2. (ACTION) Review and approval of July 25, 2001 meeting minutes
The minutes were approved as written.
3. (DISCUSSION) Chief Probation Officer’s Report
a. Status Report on Juvenile Hall Replacement Project
Replacement mural project (D. Hale)
Chis Bigelow reported that they still are planning for construction to start March or April of 2002. The arts project people have been holding meetings with youth in the hall to plan the arts project for the hall. Themes for the artwork relate to trees, branches, transformation.
Chris Bigelow asked about the replacement mural issue, Comm. Hale explained that he had been in contact with the artist of the mural that is currently on the side of the gym, and that she should be brought into the loop of discussions regarding the arts projects for the new facilities because by case law, she has a right to the consideration of replacing her soon to be lost artwork. C. Bigelow said he will keep in touch with her in regards this.
b. Trends/Emerging Issues/Upcoming Events
No report on this item.
4. (ACTION) Committee Assignments for Commissioners
Comm. Hale appointed Comm Richard to the Program Committee, and Comm. Dupré to the Finance Committee. He mentioned that he was going to delay a decision to create an Ad Hoc committee to address the issue of pending legislation in the Bd of Supervisors.
5. (ACTION) Consideration of recommendation by Program Committee for continuation of contract from July 1, 2001 to June 30, 2002 with the American Justice Institute for PRIDE system, in the amount of $375,000
Comm. Dupré moved to approve the contract, with conditions. Comm. Grossman recounted the conditions: PrIDE report to the Committee every month for the first 6 mos, there be a first report and a demonstration of deliverables by the next Committee mtg, and an estimate of costs of integrating it and maintaining it within the Dept’s IS system. Motion was seconded.
Comm. Arámburo expressed her concerns with the contract. She reviewed the fiscal responsibilities of the Commission, especially with reference to TANF funds. To date there has been $654,000 given to this contractor, and with this contract, that would be a million (one tenth of the total TANF funding). The issues are: how much questioning does the Commission have to do in order to get at the facts. It was a ’cat and mouse’ game where if the question wasn’t ’just right,’ a full response wasn’t given. There were several red flags: importance of empirical data, what kinds of information we need to make responsible decisions involving detention. In these two aspects, Comm. Arámburo wasn’t sure what this project will produce. Her understanding is that it would give outcome information on programs funded through the Dept. and will be able to determine how to modify or change programs during the six month to a year that they are funded. Also to do aggregate analysis that would facilitate policy and program development, also to leverage funding. The Philadelphia model (upon which this is based) since 1994, in a recent report, indicated that their institutional placements have increased in the past 6 yrs. So, if their system is supposed to be giving empirical data to their department so they could make better policy decisions in programs, it doesn’t seem to be working. The cost for their system is also daunting, $4 million to get it up and $854,000 annual maintenance fee (including a 45% indirect cost charge). The Commissioner questioned if this is a wise use of TANF funds, given the short window before its sunset. The Commissoner had questions about the vendor also, given their inability to answer how they much they have spent to date. They were further asked what it would cost to bring this program "live," to finally get it to work, and they could not answer that. The Commissioner was not convinced this project will achieve what its stated purposes are. And despite the Chief saying that it would ultimately be brought in-house, without a concrete estimate of how much it would cost to do this, that isn’t satisfactory for her to agree to this expenditure.

GIVEN REQUEST :: Could you resume the commission meeting minutes above, starting right after their final sentence?

INFORMATION PROVIDED ::
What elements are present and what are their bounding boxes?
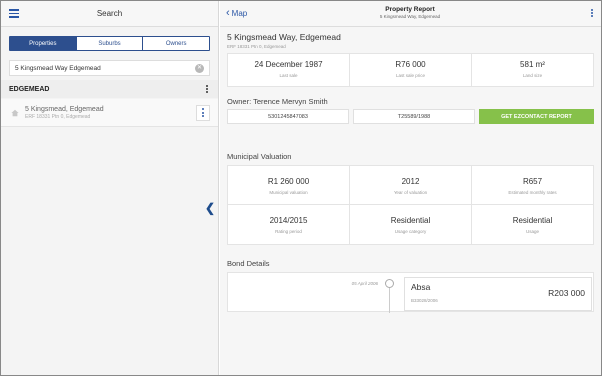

OUTPUT BELOW ::
The process: this is a sole source contract, and maybe that leads to the lack of openness for providing information (referring to the ’cat and mouse dance’ duing question and answer sessions). Maybe we need an open bidding process which encourages full disclosure.
As the Chair of the Committee, she could not vote for this expenditure in light of their inability to provide satisfactory answers to all the questions.
Comm. Hale appreciated the critical inspection given to this contract. This should be done with all contracts if questions exist. He likened this contract’s experience of not having any results after 3 yrs, to Santa Cruz’s experience in their detention reform efforts (they didn’t show any results for 18 mos to 2 yrs). He said he relies on the staff to make the right decisions. He supports the motion.
Comm. Chuck acknowledged Comm. Arámburo’s compelling and thoughtful argument. He said that while there has to be an element of trust, the Commission cannot just stop at the vote. He was encouraged that this project might be able to leverage future funds for the Dept.
Comm. Grossman also has concerns but appreciated the offer to include conditions in the motion for approval.
Comm. Dupré acknowledged Comm. Arámburo’s issues, and said that the onus is now on staff to satisfy all the concerns of the Commission. He encouraged everyone to attend the next Program Committee meeting to hear the report.
The question was called, and upon voice vote, the motion passed 5-1, with Comm. Aramburo voting nay.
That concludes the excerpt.